--- START ---
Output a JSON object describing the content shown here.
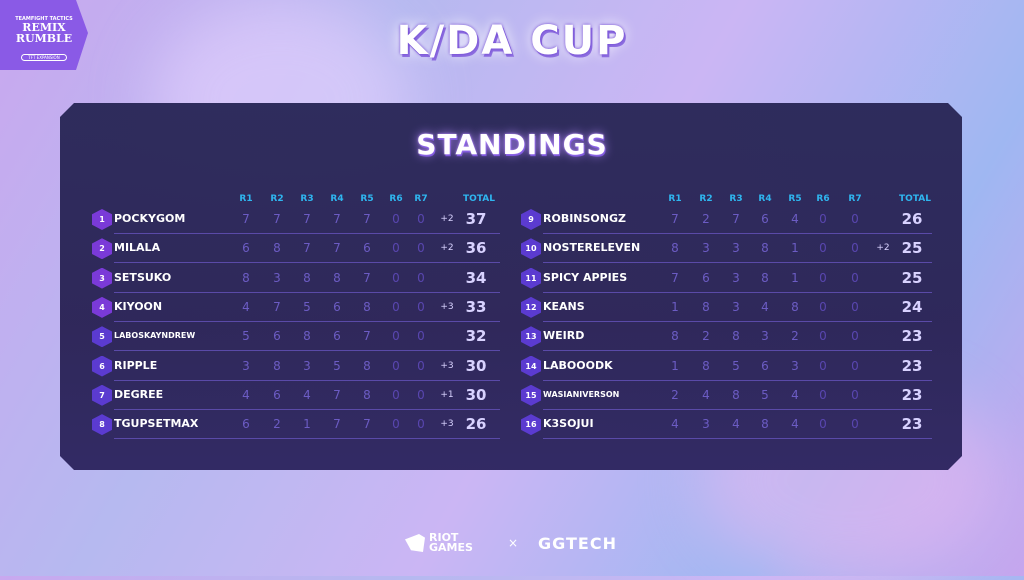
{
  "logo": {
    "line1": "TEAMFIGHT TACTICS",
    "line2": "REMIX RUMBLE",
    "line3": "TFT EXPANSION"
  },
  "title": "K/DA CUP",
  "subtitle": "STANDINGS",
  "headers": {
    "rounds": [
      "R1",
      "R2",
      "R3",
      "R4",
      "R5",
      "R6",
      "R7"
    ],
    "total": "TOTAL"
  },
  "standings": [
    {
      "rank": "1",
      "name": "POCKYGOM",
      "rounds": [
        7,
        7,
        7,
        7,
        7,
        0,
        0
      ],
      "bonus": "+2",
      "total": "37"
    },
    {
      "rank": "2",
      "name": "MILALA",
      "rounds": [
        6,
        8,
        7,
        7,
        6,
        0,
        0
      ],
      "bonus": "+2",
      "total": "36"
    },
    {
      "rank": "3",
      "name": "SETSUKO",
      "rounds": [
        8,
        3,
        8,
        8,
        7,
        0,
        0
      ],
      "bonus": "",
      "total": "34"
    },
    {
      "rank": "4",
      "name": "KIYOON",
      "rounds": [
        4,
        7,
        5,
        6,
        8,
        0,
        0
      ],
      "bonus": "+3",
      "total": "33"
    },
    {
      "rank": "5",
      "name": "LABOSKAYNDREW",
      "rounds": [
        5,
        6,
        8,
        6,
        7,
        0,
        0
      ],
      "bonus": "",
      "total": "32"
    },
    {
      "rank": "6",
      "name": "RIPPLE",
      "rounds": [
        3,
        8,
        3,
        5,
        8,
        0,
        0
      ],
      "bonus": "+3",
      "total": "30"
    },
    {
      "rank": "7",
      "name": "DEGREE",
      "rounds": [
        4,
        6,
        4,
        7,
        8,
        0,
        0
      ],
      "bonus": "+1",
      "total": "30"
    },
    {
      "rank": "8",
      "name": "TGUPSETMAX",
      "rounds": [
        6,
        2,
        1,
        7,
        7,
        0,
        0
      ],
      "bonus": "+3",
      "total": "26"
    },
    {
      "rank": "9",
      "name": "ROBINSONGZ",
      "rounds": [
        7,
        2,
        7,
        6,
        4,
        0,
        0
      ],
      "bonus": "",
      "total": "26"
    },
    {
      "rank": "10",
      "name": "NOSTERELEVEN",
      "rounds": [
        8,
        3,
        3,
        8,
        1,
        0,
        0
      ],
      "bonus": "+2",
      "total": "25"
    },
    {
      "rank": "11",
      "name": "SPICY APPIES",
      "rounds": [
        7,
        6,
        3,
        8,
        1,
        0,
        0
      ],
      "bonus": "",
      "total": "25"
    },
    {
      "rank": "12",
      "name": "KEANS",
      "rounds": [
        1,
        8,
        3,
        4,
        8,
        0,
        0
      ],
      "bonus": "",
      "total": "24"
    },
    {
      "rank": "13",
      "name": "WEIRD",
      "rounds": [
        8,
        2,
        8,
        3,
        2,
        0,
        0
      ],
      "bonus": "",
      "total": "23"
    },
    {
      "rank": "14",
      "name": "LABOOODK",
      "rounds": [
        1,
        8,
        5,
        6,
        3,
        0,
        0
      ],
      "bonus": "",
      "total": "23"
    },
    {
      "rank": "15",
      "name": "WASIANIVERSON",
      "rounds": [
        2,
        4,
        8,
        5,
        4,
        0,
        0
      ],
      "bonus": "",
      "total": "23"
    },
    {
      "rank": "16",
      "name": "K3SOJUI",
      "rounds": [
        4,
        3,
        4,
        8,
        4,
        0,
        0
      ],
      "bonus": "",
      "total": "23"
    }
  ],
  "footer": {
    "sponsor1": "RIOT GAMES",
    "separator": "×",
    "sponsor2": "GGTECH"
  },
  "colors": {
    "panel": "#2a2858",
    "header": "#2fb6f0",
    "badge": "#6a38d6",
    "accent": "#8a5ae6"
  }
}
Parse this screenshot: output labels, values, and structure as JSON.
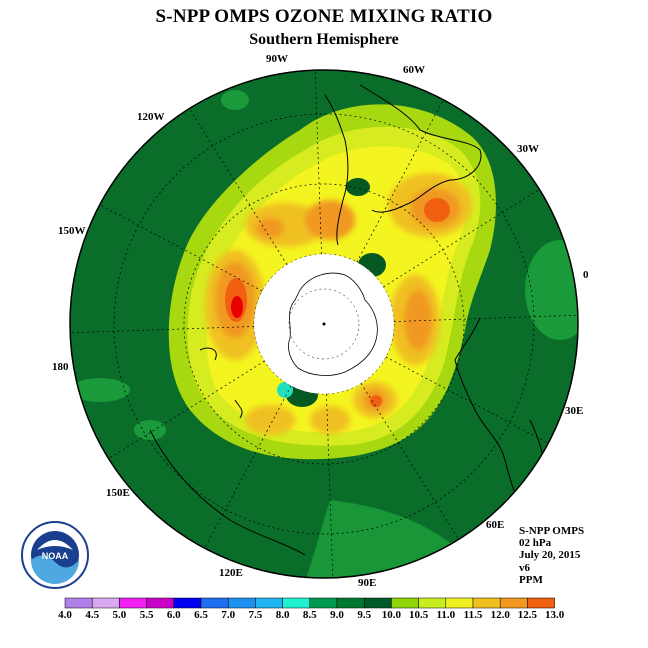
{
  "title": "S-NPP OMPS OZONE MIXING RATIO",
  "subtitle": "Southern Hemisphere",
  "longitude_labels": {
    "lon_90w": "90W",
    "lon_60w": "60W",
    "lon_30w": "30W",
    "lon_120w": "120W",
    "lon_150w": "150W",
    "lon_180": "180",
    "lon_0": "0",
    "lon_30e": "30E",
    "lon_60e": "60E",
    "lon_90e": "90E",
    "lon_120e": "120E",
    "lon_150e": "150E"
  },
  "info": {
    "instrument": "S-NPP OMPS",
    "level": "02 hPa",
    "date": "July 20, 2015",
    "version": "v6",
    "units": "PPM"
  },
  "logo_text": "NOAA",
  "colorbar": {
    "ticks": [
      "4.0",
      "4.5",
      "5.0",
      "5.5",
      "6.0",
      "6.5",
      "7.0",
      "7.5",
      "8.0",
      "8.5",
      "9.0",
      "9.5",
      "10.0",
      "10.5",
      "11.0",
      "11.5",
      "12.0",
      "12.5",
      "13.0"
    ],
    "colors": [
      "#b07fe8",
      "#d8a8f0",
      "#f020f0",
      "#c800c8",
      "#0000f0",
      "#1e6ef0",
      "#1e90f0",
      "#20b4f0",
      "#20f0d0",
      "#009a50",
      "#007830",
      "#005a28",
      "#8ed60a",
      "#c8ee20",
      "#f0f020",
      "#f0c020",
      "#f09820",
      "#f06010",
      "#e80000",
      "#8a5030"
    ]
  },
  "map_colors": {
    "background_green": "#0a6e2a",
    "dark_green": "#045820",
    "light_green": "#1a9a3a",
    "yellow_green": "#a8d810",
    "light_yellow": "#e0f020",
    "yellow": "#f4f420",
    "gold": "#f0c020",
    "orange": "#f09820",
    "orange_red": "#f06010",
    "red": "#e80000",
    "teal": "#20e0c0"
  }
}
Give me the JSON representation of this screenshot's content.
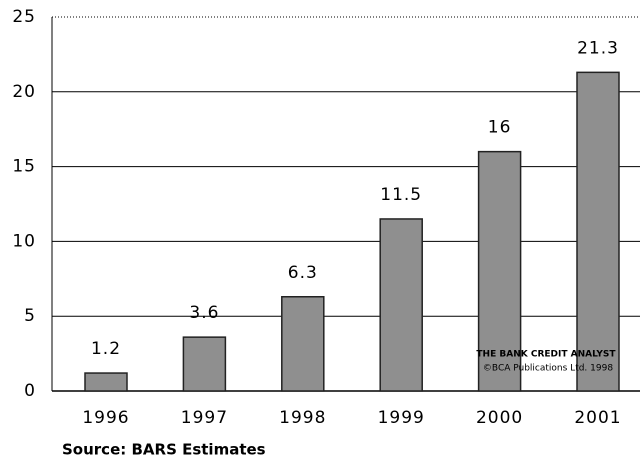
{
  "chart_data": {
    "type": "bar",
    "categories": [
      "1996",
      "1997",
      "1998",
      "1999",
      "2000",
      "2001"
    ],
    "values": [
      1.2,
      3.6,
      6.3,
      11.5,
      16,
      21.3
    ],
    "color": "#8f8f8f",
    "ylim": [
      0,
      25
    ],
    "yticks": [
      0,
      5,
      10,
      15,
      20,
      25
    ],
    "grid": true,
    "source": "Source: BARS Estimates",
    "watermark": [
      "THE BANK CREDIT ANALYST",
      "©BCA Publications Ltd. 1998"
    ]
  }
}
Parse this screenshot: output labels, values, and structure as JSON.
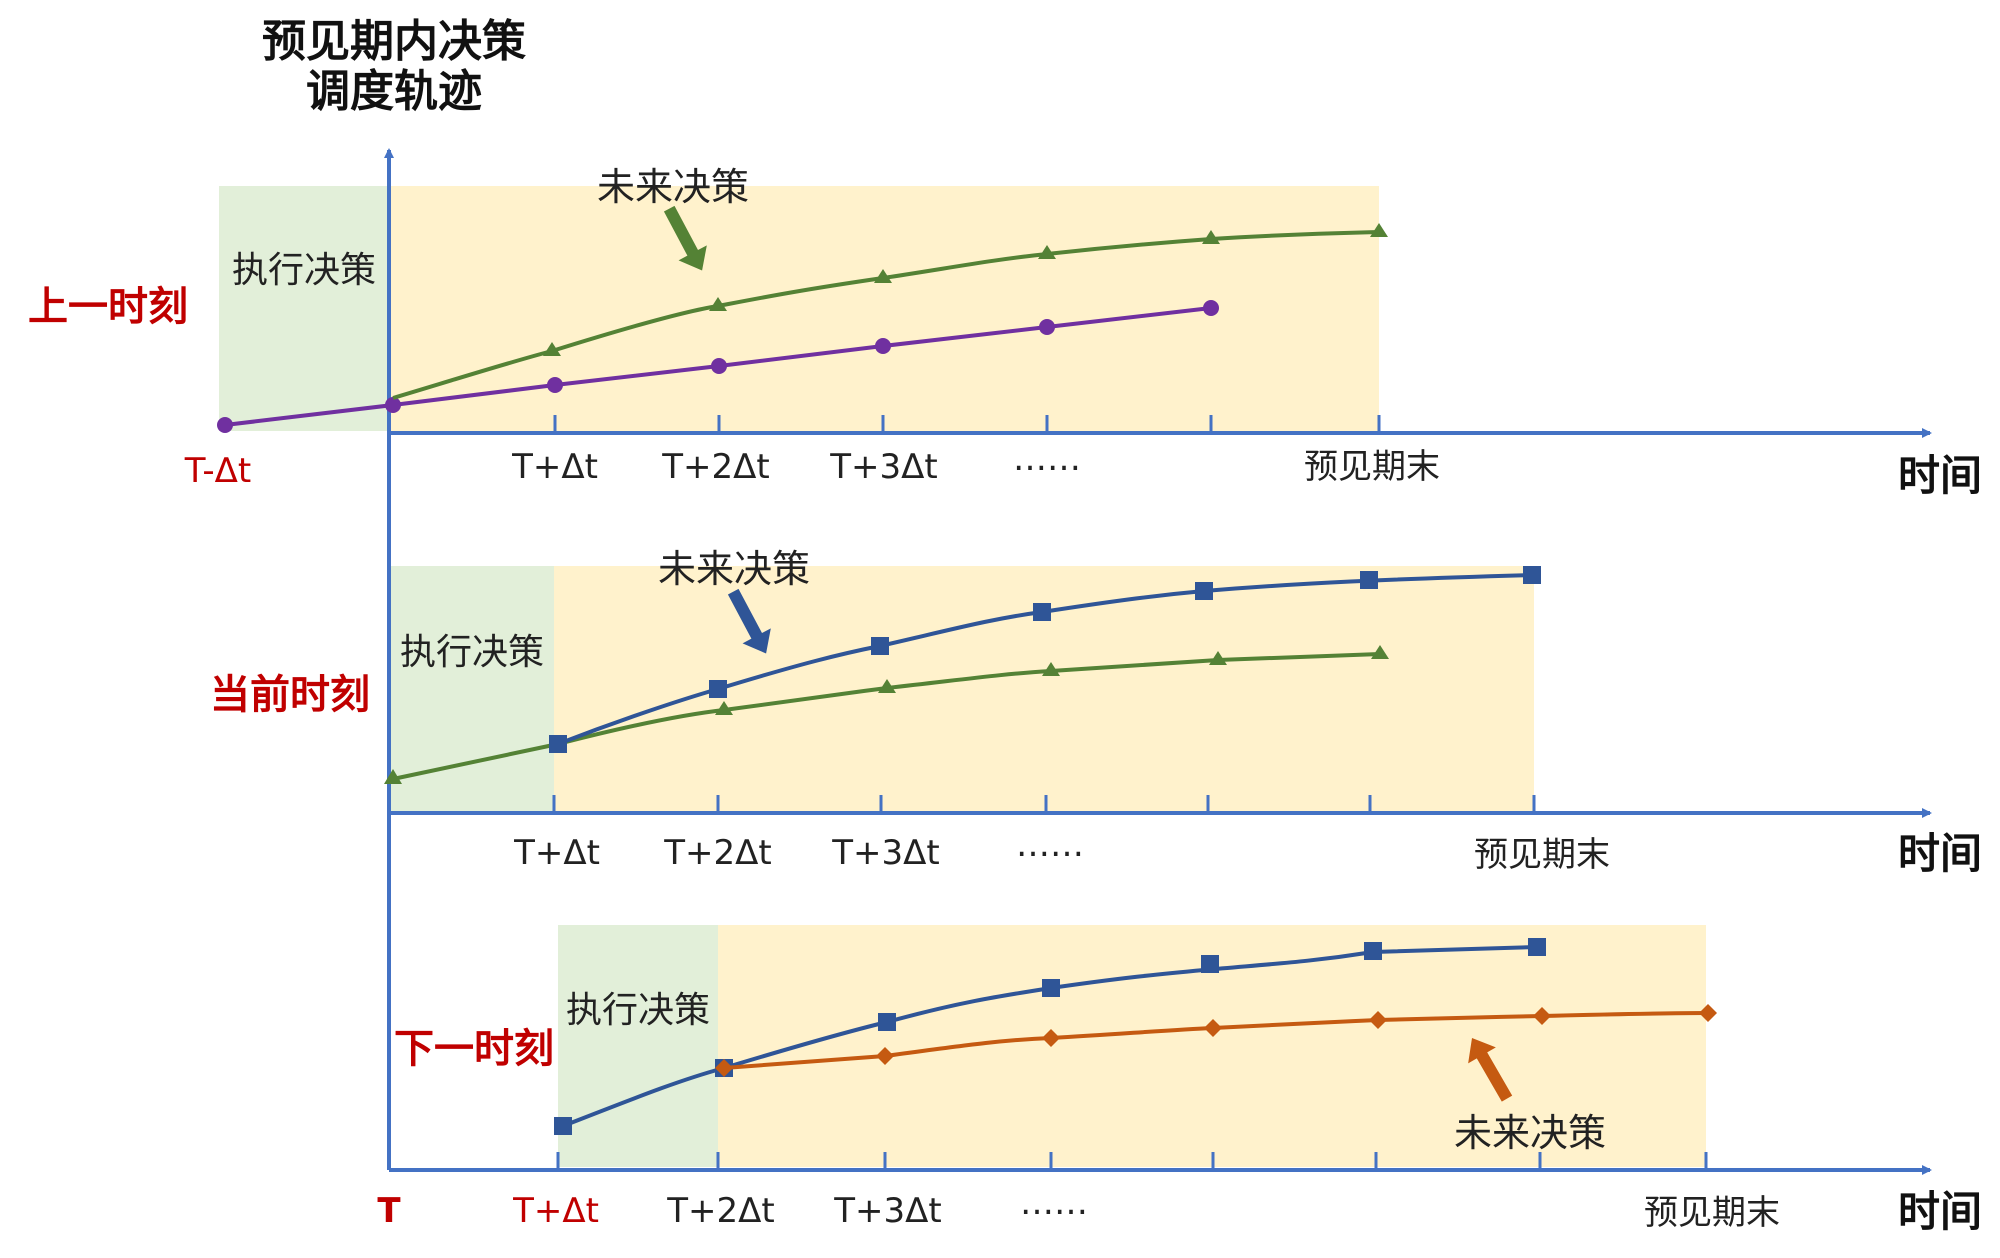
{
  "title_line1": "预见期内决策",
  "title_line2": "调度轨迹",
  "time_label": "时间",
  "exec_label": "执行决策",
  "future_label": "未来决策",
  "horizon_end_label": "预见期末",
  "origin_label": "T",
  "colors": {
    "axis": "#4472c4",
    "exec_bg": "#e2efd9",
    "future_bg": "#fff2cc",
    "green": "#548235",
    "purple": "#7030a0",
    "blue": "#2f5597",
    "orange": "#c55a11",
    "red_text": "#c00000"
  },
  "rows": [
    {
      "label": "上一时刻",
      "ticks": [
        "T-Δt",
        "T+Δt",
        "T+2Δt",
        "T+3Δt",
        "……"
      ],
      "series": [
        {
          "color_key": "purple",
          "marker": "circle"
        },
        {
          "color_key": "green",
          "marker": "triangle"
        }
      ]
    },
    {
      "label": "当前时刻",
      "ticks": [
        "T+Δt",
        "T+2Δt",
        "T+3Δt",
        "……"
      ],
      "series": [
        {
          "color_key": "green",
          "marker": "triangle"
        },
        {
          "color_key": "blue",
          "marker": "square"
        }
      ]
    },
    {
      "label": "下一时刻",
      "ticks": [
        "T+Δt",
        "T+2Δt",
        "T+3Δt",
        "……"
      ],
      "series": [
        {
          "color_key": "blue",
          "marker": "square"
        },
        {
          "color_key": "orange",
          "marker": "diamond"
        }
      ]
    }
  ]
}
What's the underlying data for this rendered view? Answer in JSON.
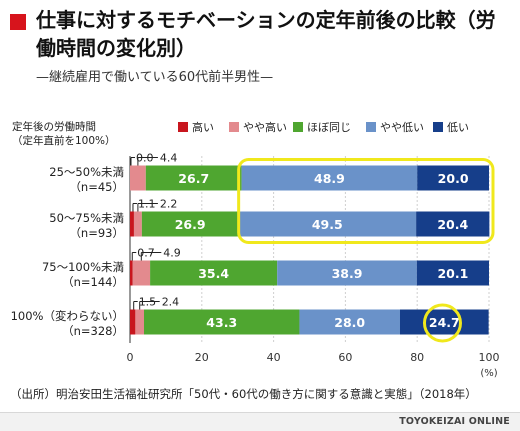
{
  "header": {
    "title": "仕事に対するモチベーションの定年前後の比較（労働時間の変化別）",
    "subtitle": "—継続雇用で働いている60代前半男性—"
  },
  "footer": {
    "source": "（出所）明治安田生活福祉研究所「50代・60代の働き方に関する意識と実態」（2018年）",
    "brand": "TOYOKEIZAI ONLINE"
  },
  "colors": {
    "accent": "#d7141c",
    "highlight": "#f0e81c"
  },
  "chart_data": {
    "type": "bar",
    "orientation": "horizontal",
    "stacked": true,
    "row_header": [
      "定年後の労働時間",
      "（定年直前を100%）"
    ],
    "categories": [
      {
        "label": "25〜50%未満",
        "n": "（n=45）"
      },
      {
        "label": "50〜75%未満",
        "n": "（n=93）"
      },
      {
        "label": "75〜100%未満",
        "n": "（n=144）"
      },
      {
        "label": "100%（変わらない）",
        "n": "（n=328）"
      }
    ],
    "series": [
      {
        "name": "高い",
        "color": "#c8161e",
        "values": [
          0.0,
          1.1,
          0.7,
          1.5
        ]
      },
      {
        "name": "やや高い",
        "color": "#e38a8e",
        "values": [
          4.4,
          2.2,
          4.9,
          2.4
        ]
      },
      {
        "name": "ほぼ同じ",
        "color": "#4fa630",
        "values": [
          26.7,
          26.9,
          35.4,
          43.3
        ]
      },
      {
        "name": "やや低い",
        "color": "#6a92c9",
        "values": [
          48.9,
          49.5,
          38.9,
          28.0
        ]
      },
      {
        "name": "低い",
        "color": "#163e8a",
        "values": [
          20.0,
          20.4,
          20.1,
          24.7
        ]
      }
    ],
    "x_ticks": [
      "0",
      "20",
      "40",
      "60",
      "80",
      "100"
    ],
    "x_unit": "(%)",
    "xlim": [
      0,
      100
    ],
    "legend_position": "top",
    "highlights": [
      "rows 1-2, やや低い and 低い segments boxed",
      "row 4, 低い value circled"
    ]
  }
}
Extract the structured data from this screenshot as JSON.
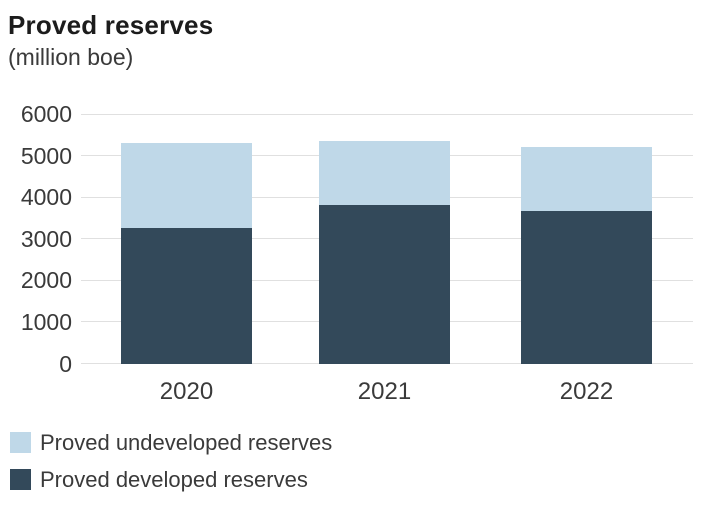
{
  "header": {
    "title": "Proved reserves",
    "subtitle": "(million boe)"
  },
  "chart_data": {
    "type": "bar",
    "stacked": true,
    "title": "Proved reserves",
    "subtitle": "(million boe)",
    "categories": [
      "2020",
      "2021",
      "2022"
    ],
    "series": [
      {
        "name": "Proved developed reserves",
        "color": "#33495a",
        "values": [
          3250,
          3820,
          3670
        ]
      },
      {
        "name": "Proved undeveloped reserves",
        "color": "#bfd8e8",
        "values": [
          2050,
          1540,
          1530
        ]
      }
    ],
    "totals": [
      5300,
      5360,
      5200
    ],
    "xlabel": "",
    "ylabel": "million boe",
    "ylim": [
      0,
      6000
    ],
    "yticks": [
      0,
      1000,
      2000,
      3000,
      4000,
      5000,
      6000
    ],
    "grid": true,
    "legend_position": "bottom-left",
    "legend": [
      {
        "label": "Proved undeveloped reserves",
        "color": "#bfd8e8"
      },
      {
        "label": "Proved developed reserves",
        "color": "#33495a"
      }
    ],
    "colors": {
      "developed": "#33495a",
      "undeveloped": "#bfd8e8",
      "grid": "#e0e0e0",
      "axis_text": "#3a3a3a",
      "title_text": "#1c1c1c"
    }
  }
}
--- END ---
● **Exercise**: Extract all lines containing the word "Proved".

● **Result**:
    "title": "Proved reserves",
    "title": "Proved reserves",
        "name": "Proved developed reserves",
        "name": "Proved undeveloped reserves",
        "label": "Proved undeveloped reserves",
        "label": "Proved developed reserves",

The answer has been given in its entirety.